◆ TASK BRIEF
From the line that includes "Output a JSON" to the last line of the records that follow, copy every line exactly and nothing more, omitting pictures.

........

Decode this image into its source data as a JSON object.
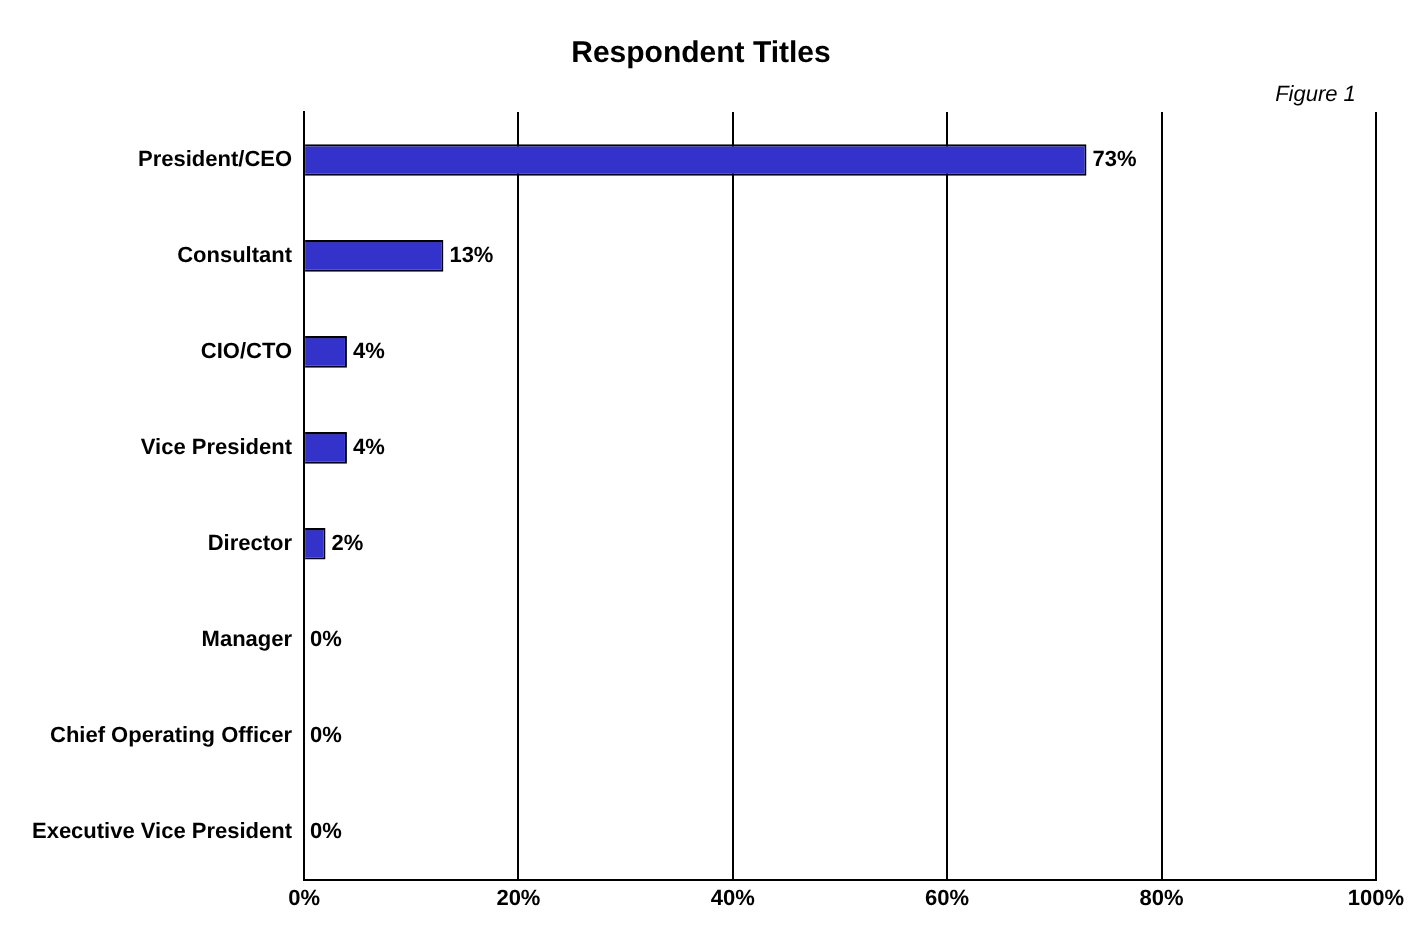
{
  "chart_data": {
    "type": "bar",
    "orientation": "horizontal",
    "title": "Respondent Titles",
    "annotations": [
      "Figure 1"
    ],
    "categories": [
      "President/CEO",
      "Consultant",
      "CIO/CTO",
      "Vice President",
      "Director",
      "Manager",
      "Chief Operating Officer",
      "Executive Vice President"
    ],
    "values": [
      73,
      13,
      4,
      4,
      2,
      0,
      0,
      0
    ],
    "value_labels": [
      "73%",
      "13%",
      "4%",
      "4%",
      "2%",
      "0%",
      "0%",
      "0%"
    ],
    "color": "#3333cc",
    "xlim": [
      0,
      100
    ],
    "xticks": [
      {
        "value": 0,
        "label": "0%"
      },
      {
        "value": 20,
        "label": "20%"
      },
      {
        "value": 40,
        "label": "40%"
      },
      {
        "value": 60,
        "label": "60%"
      },
      {
        "value": 80,
        "label": "80%"
      },
      {
        "value": 100,
        "label": "100%"
      }
    ],
    "grid": "x",
    "legend": false
  }
}
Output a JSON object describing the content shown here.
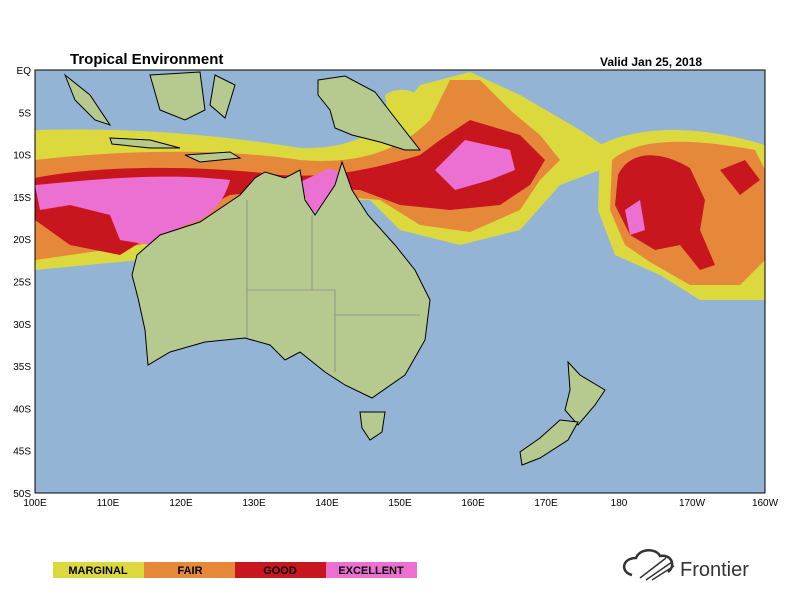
{
  "header": {
    "title": "Tropical Environment",
    "valid": "Valid Jan 25, 2018"
  },
  "map": {
    "lat_labels": [
      "EQ",
      "5S",
      "10S",
      "15S",
      "20S",
      "25S",
      "30S",
      "35S",
      "40S",
      "45S",
      "50S"
    ],
    "lon_labels": [
      "100E",
      "110E",
      "120E",
      "130E",
      "140E",
      "150E",
      "160E",
      "170E",
      "180",
      "170W",
      "160W"
    ]
  },
  "legend": [
    "MARGINAL",
    "FAIR",
    "GOOD",
    "EXCELLENT"
  ],
  "logo": "Frontier"
}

........

◆ REPLY TO THE EXERCISE
Output a JSON object describing the content shown here.
{
  "header": {
    "title": "Tropical Environment",
    "valid": "Valid Jan 25, 2018"
  },
  "map": {
    "lat_labels": [
      "EQ",
      "5S",
      "10S",
      "15S",
      "20S",
      "25S",
      "30S",
      "35S",
      "40S",
      "45S",
      "50S"
    ],
    "lon_labels": [
      "100E",
      "110E",
      "120E",
      "130E",
      "140E",
      "150E",
      "160E",
      "170E",
      "180",
      "170W",
      "160W"
    ]
  },
  "legend": [
    "MARGINAL",
    "FAIR",
    "GOOD",
    "EXCELLENT"
  ],
  "logo": "Frontier"
}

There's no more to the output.